_WRITTEN PROBLEM 1:_
In the listing, rewrite everything from the line containing "- allstar-row: Tyson" down to the line containing "- award-stats: .976", replacing "allstar-player-link" with "all-star-player-link" and leaving all else unchanged.

_TEXT EXTRACT:_
# Corsa Extra, 1985



## jan_nikolajsen

just acquired this one, a 1985 corsa extra panasonic color, in good to excellent condition:










Argh! Forgot to close the brake release on the right lever...


----------



## Guest

Gorgeous!!!


----------



## ksanbon

Congratulations! 

The Panasonic is my fav. I've been waiting for the right 53cm to become available to replace the one that got stolen 15 years ago.

Outstanding.


----------



## zmudshark

Beautiful bike, great pictures. The blue spoke nipples are just enough without going overboard.


----------



## HigherGround

zmudshark said:


> Beautiful bike, great pictures. The blue spoke nipples are just enough without going overboard.

_SOURCE DATA:_

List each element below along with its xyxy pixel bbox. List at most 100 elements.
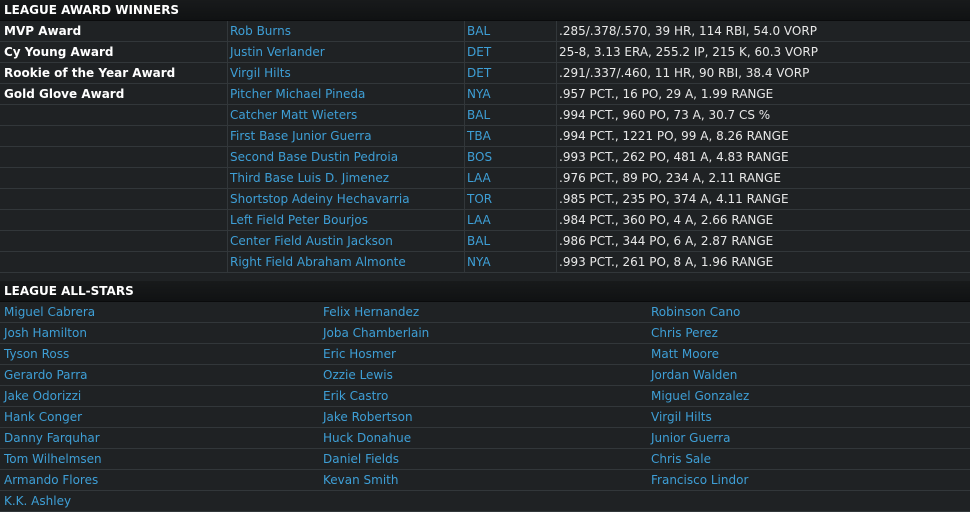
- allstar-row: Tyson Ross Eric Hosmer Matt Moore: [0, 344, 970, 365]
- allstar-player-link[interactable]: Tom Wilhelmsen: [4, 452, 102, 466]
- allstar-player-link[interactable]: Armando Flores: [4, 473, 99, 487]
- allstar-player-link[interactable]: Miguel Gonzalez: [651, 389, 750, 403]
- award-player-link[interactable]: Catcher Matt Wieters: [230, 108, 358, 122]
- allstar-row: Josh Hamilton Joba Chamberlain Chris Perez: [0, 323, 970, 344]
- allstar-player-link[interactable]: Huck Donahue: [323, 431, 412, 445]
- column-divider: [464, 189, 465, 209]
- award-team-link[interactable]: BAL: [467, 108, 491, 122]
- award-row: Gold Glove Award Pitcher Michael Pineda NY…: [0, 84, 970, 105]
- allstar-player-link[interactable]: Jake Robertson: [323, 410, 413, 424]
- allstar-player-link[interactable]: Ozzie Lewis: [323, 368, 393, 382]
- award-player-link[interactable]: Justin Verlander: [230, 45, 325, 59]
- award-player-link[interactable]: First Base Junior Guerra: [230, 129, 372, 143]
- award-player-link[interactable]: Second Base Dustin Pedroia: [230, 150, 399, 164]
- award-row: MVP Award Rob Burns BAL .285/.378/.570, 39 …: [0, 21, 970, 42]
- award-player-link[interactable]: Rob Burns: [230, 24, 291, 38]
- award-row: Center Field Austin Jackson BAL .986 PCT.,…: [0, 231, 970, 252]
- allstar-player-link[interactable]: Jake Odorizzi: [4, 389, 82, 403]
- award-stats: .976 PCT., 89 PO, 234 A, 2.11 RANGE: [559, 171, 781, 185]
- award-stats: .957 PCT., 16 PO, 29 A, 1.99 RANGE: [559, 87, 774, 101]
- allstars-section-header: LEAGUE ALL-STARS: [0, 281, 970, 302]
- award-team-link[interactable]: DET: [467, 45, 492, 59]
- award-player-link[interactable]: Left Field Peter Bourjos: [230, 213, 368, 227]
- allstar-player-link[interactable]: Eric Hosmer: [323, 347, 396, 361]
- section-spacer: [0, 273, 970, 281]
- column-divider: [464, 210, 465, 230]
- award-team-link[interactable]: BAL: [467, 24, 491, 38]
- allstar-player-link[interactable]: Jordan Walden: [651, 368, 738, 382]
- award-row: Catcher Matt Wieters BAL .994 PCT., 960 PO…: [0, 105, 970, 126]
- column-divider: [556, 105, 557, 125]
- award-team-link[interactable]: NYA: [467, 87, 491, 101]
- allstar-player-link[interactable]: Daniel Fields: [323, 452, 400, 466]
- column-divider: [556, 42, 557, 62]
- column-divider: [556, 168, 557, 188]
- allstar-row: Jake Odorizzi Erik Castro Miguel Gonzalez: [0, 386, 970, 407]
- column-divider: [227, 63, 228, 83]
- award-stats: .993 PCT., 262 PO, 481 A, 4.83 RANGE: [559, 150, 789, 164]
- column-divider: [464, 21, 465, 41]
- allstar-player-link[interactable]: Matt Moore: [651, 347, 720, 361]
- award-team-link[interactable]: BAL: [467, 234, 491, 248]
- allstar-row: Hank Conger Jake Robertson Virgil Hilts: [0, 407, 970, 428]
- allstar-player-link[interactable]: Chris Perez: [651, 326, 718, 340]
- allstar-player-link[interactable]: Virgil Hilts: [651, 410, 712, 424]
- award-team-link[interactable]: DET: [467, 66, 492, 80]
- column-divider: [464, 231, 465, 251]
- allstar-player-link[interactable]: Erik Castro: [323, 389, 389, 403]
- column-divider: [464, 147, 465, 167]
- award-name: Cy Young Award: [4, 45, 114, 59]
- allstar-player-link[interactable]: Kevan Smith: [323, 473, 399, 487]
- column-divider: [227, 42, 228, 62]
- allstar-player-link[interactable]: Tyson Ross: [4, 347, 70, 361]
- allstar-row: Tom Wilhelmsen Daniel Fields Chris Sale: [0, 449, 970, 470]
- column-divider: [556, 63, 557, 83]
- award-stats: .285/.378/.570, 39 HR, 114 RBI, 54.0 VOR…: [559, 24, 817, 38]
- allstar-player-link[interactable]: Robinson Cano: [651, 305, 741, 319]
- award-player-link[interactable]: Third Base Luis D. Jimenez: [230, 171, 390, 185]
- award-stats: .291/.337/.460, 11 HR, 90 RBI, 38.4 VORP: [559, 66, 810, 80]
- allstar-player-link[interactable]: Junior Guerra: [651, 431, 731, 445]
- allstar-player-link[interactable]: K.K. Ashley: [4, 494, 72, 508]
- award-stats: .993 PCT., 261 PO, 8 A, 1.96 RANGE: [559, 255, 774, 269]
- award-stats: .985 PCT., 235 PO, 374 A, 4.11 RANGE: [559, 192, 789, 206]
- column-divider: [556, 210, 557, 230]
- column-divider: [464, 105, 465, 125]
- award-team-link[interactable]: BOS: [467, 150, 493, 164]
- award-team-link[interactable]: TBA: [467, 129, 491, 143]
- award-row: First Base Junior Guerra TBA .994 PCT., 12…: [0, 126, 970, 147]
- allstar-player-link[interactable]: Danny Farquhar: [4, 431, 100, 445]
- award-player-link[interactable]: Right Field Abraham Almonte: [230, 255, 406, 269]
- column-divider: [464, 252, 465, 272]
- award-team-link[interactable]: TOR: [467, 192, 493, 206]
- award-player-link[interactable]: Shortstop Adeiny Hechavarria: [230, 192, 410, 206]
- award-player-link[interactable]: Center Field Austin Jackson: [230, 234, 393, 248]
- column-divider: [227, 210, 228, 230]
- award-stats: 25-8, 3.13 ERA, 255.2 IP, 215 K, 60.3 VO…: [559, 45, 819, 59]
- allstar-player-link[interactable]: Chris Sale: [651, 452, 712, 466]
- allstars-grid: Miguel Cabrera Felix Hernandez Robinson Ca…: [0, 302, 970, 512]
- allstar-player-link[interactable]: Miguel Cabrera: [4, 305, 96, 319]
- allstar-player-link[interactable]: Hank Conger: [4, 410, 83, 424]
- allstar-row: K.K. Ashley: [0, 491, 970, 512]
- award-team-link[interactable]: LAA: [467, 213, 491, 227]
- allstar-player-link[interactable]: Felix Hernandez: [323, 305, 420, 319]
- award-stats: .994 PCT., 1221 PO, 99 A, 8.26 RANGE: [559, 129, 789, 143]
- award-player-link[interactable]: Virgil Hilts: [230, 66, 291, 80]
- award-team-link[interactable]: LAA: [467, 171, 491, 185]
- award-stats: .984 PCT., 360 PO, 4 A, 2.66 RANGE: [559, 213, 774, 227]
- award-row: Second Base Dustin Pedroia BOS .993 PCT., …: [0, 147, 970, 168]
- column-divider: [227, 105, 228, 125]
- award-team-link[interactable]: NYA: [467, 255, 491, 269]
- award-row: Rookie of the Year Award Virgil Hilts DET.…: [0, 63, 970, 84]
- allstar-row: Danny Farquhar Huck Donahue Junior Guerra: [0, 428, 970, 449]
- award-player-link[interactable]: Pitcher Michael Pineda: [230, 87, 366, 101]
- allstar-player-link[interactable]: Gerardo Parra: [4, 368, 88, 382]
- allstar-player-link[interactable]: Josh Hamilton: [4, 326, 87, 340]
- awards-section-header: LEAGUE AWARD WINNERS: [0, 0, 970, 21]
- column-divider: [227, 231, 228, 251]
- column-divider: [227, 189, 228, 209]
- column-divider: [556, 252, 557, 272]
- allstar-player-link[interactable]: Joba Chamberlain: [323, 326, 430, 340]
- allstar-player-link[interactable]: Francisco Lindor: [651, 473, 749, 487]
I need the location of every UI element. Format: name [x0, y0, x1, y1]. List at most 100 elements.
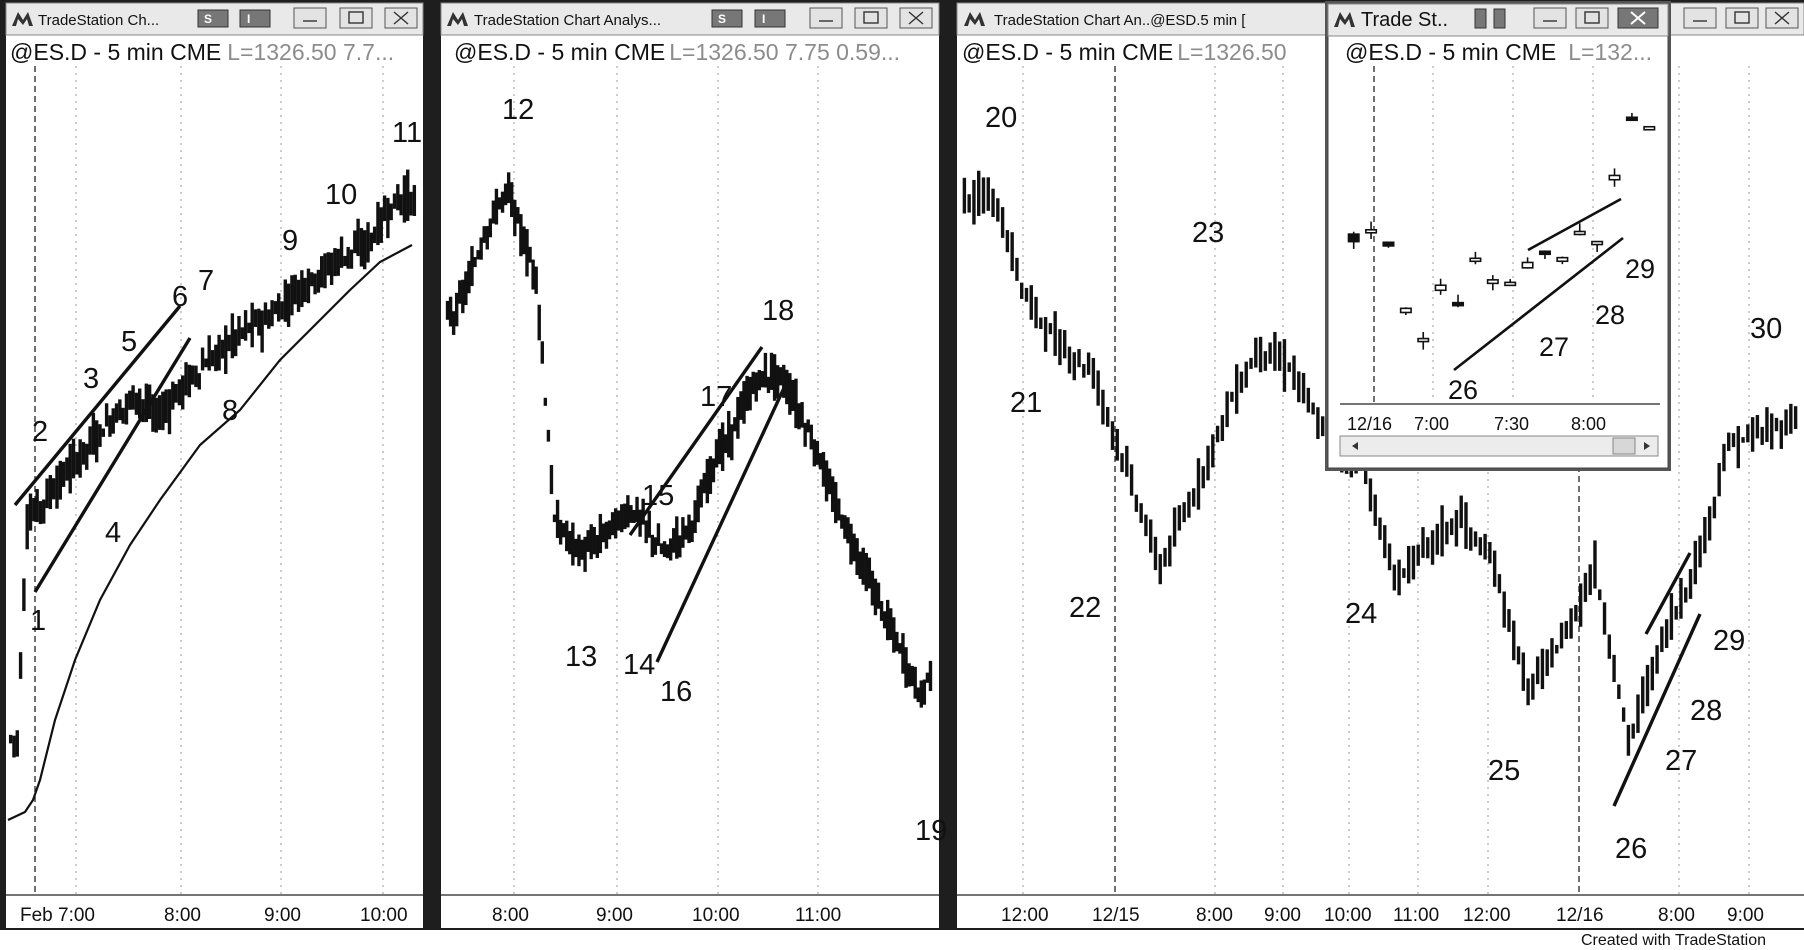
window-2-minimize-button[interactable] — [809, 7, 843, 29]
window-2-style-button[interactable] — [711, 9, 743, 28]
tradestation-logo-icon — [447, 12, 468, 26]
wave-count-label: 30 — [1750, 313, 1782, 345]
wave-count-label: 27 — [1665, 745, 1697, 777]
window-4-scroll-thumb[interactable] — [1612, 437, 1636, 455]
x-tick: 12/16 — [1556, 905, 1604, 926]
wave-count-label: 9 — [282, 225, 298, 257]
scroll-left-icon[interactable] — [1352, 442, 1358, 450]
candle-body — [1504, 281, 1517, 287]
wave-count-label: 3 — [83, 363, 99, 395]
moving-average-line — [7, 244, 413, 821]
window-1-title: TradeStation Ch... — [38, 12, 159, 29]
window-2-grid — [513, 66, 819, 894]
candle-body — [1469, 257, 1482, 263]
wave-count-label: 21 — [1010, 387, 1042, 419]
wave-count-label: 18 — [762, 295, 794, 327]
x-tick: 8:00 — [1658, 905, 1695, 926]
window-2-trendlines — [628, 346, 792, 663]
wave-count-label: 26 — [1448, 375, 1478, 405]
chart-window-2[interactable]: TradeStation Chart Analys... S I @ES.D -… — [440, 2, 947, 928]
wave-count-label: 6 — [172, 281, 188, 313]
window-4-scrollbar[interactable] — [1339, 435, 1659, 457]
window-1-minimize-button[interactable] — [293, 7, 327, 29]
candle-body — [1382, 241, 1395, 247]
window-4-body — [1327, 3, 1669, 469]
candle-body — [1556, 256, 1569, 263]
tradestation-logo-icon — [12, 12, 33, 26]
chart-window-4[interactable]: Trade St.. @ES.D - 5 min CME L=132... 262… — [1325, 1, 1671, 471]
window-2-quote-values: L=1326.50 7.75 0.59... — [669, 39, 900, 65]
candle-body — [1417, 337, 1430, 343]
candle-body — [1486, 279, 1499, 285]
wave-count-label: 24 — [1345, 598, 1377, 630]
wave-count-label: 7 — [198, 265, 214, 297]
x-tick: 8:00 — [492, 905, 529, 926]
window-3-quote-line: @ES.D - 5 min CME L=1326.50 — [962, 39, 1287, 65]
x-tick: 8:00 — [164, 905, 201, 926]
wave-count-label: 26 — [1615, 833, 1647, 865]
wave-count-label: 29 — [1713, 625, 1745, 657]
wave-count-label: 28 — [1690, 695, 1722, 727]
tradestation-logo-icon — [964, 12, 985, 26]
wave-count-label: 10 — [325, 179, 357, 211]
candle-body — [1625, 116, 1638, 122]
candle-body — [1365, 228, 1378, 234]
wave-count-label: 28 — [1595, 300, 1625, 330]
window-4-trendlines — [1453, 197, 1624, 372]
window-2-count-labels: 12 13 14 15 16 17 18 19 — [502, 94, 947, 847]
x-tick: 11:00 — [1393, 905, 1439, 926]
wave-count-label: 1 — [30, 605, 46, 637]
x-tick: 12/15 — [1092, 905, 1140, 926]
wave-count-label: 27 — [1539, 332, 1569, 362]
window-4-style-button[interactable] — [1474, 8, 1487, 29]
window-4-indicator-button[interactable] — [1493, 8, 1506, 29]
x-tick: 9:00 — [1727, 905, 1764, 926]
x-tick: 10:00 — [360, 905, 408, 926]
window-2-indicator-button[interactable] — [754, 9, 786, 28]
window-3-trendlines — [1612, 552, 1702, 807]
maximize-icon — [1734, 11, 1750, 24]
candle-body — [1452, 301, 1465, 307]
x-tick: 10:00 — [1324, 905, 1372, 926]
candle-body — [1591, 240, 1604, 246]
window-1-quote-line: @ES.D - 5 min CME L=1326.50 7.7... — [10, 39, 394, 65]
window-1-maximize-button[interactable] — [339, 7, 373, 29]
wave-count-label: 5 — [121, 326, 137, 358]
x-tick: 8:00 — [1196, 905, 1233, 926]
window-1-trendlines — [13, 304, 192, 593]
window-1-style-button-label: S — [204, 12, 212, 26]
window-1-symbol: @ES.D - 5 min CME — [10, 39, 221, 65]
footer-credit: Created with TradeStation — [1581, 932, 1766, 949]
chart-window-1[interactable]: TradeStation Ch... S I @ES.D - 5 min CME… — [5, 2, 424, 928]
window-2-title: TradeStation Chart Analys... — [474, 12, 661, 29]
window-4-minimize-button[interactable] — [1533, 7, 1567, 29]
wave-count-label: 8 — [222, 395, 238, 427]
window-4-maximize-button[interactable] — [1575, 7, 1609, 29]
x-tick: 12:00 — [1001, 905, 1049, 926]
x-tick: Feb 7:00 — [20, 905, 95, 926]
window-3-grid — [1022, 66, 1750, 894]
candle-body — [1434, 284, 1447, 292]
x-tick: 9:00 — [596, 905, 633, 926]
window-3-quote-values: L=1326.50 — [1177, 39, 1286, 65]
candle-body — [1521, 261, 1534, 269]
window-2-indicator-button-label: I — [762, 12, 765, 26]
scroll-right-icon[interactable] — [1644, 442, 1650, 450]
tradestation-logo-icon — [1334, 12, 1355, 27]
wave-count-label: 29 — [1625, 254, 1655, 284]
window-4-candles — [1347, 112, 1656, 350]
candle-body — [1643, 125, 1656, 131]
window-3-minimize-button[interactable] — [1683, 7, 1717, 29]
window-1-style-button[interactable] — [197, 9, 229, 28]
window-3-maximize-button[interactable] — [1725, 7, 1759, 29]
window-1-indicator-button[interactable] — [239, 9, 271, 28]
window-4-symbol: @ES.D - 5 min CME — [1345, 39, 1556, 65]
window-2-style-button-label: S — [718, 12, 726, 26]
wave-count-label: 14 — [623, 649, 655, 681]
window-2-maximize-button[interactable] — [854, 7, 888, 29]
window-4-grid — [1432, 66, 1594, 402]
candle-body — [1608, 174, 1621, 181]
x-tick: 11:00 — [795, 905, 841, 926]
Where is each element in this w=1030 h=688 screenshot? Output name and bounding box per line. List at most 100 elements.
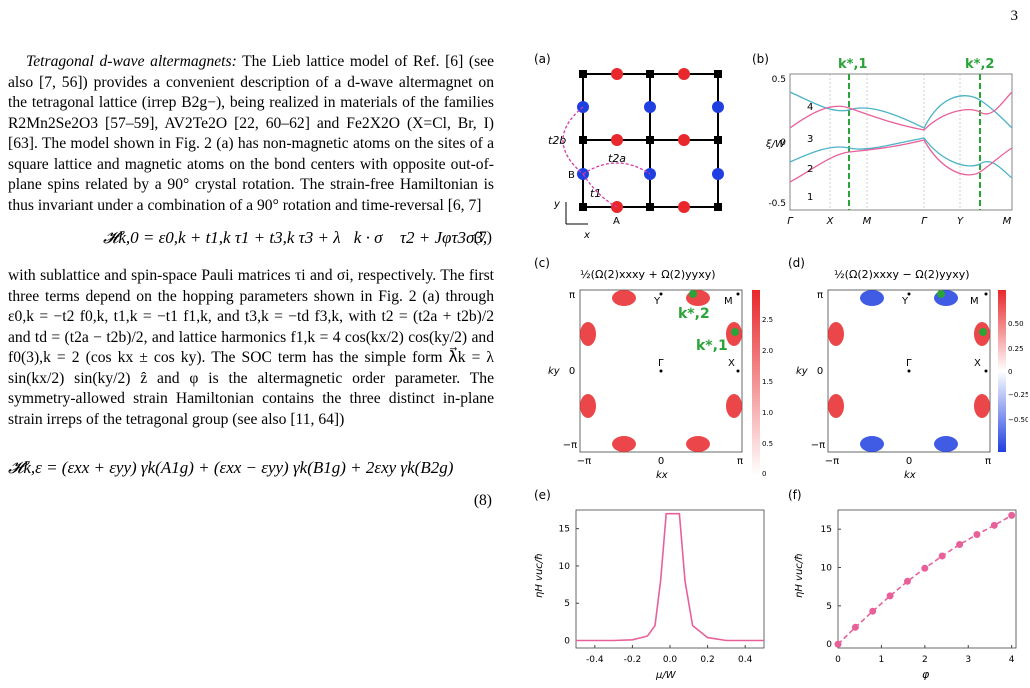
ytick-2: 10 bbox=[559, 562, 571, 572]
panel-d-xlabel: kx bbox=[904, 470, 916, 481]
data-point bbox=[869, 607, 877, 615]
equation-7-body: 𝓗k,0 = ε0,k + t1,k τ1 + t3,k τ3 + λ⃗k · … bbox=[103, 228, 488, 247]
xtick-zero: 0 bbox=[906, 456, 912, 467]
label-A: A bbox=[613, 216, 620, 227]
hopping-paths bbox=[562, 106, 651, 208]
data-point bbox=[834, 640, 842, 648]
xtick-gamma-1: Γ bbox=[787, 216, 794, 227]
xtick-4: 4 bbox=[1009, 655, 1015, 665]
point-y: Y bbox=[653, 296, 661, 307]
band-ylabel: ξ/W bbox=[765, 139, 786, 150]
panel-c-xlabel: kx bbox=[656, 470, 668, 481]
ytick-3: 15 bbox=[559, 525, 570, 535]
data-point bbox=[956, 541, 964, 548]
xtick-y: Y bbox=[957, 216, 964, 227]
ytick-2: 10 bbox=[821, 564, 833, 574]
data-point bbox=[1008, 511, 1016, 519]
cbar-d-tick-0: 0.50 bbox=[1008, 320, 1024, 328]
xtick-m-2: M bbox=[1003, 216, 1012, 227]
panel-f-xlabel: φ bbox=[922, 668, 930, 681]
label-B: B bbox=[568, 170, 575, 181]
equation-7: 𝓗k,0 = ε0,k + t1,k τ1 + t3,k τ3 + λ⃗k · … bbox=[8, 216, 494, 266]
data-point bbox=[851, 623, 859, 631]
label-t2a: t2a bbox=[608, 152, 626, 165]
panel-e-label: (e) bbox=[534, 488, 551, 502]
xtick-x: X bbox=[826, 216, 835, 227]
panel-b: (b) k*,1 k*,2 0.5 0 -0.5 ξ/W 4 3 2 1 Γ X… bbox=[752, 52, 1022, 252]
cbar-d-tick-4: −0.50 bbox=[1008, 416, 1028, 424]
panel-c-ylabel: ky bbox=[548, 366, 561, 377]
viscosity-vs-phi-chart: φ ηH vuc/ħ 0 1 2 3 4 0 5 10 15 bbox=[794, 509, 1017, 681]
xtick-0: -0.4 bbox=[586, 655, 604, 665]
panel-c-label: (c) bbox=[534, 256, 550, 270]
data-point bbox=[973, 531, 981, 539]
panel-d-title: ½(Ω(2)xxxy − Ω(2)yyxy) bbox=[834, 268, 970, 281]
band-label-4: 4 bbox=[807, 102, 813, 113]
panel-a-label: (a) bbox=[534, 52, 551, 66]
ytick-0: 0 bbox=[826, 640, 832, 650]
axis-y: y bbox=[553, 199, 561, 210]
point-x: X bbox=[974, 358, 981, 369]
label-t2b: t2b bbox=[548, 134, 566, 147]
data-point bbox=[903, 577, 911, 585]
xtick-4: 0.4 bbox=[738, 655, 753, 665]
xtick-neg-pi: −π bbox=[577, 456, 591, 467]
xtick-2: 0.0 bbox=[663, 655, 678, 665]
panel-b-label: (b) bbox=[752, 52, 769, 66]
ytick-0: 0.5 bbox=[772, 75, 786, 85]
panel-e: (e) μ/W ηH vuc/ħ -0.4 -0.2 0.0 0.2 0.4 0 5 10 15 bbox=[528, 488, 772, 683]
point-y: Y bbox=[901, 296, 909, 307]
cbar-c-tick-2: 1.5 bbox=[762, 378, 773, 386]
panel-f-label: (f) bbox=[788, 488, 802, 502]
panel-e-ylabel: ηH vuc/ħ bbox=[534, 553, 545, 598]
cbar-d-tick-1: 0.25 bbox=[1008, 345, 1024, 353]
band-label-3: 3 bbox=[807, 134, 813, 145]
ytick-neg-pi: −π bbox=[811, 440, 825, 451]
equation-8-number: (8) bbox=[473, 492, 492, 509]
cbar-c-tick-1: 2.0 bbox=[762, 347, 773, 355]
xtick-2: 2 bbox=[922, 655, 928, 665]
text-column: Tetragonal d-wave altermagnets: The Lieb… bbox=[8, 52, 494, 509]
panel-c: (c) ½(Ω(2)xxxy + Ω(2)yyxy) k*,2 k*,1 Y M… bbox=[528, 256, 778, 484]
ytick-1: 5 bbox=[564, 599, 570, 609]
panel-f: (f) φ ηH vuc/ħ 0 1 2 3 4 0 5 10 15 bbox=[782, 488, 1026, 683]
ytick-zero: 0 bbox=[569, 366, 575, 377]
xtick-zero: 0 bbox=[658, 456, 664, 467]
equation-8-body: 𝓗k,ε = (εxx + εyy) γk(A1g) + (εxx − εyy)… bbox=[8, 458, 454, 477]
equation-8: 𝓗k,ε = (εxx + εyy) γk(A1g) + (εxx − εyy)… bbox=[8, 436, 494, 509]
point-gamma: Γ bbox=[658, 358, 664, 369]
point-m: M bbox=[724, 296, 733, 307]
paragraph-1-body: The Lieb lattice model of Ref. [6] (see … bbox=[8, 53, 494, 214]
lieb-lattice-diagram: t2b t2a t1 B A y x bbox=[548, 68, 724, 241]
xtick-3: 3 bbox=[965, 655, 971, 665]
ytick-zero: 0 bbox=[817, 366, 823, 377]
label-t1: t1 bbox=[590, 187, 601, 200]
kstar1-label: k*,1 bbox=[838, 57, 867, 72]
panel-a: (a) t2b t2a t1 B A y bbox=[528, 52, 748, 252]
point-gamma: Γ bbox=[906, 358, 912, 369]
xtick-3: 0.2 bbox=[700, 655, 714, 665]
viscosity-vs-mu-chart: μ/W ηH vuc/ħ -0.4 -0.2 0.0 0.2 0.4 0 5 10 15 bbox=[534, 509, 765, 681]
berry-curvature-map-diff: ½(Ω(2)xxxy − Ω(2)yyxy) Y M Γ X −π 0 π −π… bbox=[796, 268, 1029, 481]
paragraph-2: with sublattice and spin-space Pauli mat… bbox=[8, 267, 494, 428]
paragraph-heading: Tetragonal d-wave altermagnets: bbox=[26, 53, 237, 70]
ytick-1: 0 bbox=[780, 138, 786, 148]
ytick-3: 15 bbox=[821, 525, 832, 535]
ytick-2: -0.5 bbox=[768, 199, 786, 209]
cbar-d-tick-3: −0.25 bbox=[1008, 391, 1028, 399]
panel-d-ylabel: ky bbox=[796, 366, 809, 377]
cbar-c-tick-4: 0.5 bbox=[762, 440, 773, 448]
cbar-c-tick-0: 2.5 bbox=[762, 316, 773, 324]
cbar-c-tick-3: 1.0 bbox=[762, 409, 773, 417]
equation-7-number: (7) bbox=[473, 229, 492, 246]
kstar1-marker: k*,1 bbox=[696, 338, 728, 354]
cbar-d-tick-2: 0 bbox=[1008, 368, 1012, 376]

_WRITTEN PROBLEM 2:_
Write the next part of the forum thread about the 1985 Corsa Extra, picking up after its last line.

_RESULT 1:_
- allstar-row: Tyson Ross Eric Hosmer Matt Moore: [0, 344, 970, 365]
- all-star-player-link[interactable]: Tom Wilhelmsen: [4, 452, 102, 466]
- all-star-player-link[interactable]: Armando Flores: [4, 473, 99, 487]
- all-star-player-link[interactable]: Miguel Gonzalez: [651, 389, 750, 403]
- award-player-link[interactable]: Catcher Matt Wieters: [230, 108, 358, 122]
- allstar-row: Josh Hamilton Joba Chamberlain Chris Perez: [0, 323, 970, 344]
- all-star-player-link[interactable]: Huck Donahue: [323, 431, 412, 445]
- column-divider: [464, 189, 465, 209]
- award-team-link[interactable]: BAL: [467, 108, 491, 122]
- award-row: Gold Glove Award Pitcher Michael Pineda NY…: [0, 84, 970, 105]
- all-star-player-link[interactable]: Jake Robertson: [323, 410, 413, 424]
- all-star-player-link[interactable]: Ozzie Lewis: [323, 368, 393, 382]
- award-player-link[interactable]: Justin Verlander: [230, 45, 325, 59]
- award-player-link[interactable]: First Base Junior Guerra: [230, 129, 372, 143]
- award-player-link[interactable]: Second Base Dustin Pedroia: [230, 150, 399, 164]
- award-row: MVP Award Rob Burns BAL .285/.378/.570, 39 …: [0, 21, 970, 42]
- award-player-link[interactable]: Rob Burns: [230, 24, 291, 38]
- award-row: Center Field Austin Jackson BAL .986 PCT.,…: [0, 231, 970, 252]
- all-star-player-link[interactable]: Jake Odorizzi: [4, 389, 82, 403]
- award-stats: .976 PCT., 89 PO, 234 A, 2.11 RANGE: [559, 171, 781, 185]

_RESULT 2:_
Good eye for detail! :thumbsup: I had noticed the brake lever being open, but not the spoke nipples.

And congratulations Jan, that's a beautiful bike - very classy!


----------



## Guest

I sat here looking at those pictures trying to figure out how on earth anyone made out blue nipples in those ......

then I turned up the brightness on my monitor. "Hey Look, blue ....."


----------



## zmudshark

Windermere said:


> I sat here looking at those pictures trying to figure out how on earth anyone made out blue nipples in those ......
> 
> then I turned up the brightness on my monitor. "Hey Look, blue ....."


It helps that I saw the bike in person, too!


----------



## tv_vt

Love that frame color job! Just beautiful. Have you thought about white hb tape? Maybe even white saddle?

I miss the red CEx that I sold last fall to make room for my Serotta.

Enjoy.


----------



## barry1021

It's a beaut. I saw it too but upside down. Looks better right side up.

b21


----------



## jan_nikolajsen

tv_vt said:


> Have you thought about white hb tape? Maybe even white saddle?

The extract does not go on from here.